* [Exercise requirements] Isolate every line in the data with the string "five" and copy it.

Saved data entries
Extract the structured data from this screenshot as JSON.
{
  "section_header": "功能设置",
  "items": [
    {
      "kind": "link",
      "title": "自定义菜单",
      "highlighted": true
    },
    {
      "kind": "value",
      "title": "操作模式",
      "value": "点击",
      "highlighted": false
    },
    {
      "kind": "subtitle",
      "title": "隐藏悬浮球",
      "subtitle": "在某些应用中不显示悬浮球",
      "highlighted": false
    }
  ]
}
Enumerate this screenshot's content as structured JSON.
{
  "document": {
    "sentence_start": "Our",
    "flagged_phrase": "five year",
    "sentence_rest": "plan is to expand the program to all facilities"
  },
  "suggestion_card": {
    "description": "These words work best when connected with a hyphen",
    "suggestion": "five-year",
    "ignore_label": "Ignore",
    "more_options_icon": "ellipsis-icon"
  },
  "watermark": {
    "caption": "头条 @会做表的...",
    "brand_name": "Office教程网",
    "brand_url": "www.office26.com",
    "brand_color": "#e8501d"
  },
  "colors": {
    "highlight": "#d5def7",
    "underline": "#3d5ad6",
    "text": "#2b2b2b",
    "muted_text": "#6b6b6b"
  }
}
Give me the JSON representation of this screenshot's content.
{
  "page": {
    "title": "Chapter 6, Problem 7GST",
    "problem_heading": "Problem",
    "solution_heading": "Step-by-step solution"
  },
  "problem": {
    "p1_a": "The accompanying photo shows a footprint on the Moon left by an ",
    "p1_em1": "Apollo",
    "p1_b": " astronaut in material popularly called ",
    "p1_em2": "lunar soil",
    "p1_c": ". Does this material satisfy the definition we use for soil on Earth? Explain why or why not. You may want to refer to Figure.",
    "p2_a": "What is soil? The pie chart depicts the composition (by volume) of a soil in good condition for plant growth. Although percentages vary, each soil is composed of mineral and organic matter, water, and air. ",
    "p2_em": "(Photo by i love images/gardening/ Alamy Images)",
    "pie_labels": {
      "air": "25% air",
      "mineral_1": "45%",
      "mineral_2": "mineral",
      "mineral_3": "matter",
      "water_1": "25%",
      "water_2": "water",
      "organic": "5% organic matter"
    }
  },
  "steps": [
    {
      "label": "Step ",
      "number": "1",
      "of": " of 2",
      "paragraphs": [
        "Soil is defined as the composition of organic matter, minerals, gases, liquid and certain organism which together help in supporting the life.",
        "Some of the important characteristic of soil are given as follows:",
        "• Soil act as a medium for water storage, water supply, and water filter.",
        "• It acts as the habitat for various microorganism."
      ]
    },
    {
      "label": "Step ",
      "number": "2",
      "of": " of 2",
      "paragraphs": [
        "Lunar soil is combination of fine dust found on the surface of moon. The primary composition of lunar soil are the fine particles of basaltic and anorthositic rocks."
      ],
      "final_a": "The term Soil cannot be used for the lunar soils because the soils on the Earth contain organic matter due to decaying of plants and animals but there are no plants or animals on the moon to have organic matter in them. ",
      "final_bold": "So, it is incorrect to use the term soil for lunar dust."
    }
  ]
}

* [The output]
    "flagged_phrase": "five year",
    "suggestion": "five-year",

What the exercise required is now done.